* Work required
Give a count of the lines below that have the string "CASARSE" in them, with no other words.

* Records provided
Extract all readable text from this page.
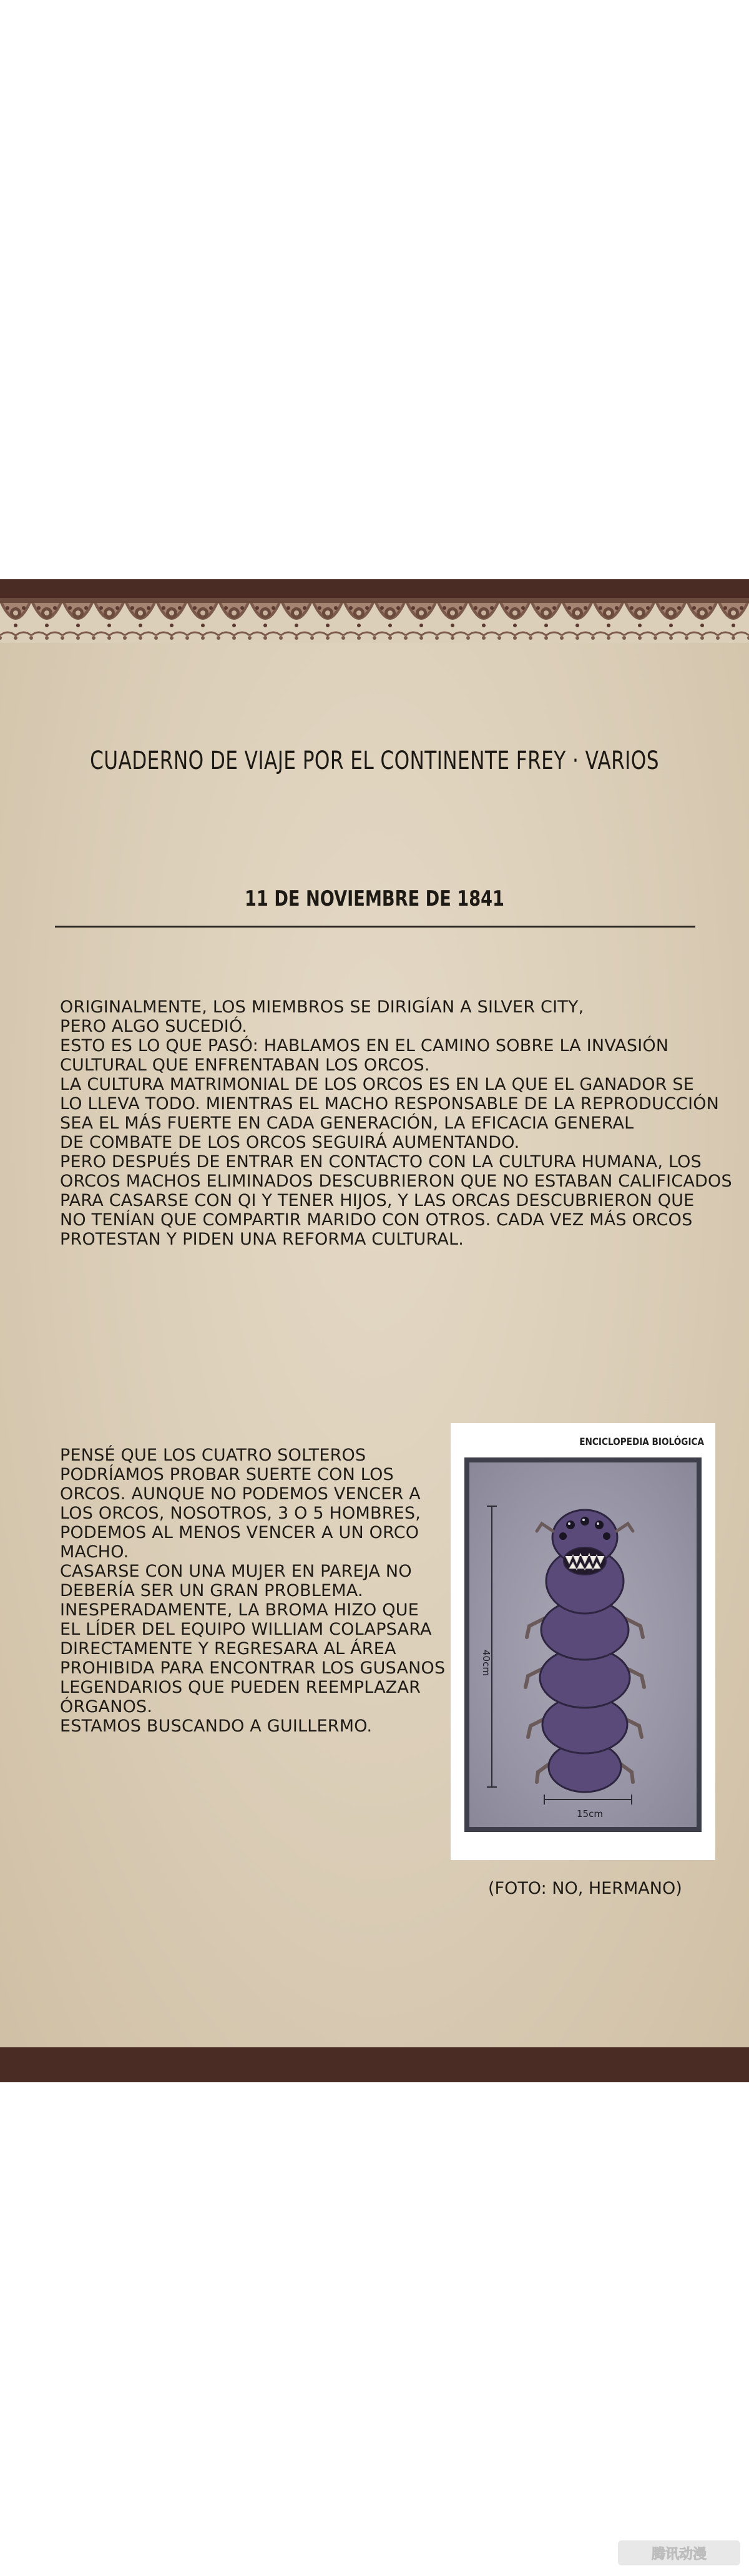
CUADERNO DE VIAJE POR EL CONTINENTE FREY · VARIOS
11 DE NOVIEMBRE DE 1841
ORIGINALMENTE, LOS MIEMBROS SE DIRIGÍAN A SILVER CITY,
PERO ALGO SUCEDIÓ.
ESTO ES LO QUE PASÓ: HABLAMOS EN EL CAMINO SOBRE LA INVASIÓN
CULTURAL QUE ENFRENTABAN LOS ORCOS.
LA CULTURA MATRIMONIAL DE LOS ORCOS ES EN LA QUE EL GANADOR SE
LO LLEVA TODO. MIENTRAS EL MACHO RESPONSABLE DE LA REPRODUCCIÓN
SEA EL MÁS FUERTE EN CADA GENERACIÓN, LA EFICACIA GENERAL
DE COMBATE DE LOS ORCOS SEGUIRÁ AUMENTANDO.
PERO DESPUÉS DE ENTRAR EN CONTACTO CON LA CULTURA HUMANA, LOS
ORCOS MACHOS ELIMINADOS DESCUBRIERON QUE NO ESTABAN CALIFICADOS
PARA CASARSE CON QI Y TENER HIJOS, Y LAS ORCAS DESCUBRIERON QUE
NO TENÍAN QUE COMPARTIR MARIDO CON OTROS. CADA VEZ MÁS ORCOS
PROTESTAN Y PIDEN UNA REFORMA CULTURAL.
PENSÉ QUE LOS CUATRO SOLTEROS
PODRÍAMOS PROBAR SUERTE CON LOS
ORCOS. AUNQUE NO PODEMOS VENCER A
LOS ORCOS, NOSOTROS, 3 O 5 HOMBRES,
PODEMOS AL MENOS VENCER A UN ORCO
MACHO.
CASARSE CON UNA MUJER EN PAREJA NO
DEBERÍA SER UN GRAN PROBLEMA.
INESPERADAMENTE, LA BROMA HIZO QUE
EL LÍDER DEL EQUIPO WILLIAM COLAPSARA
DIRECTAMENTE Y REGRESARA AL ÁREA
PROHIBIDA PARA ENCONTRAR LOS GUSANOS
LEGENDARIOS QUE PUEDEN REEMPLAZAR
ÓRGANOS.
ESTAMOS BUSCANDO A GUILLERMO.
ENCICLOPEDIA BIOLÓGICA
40cm
15cm
(FOTO: NO, HERMANO)
腾讯动漫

* Written answer
2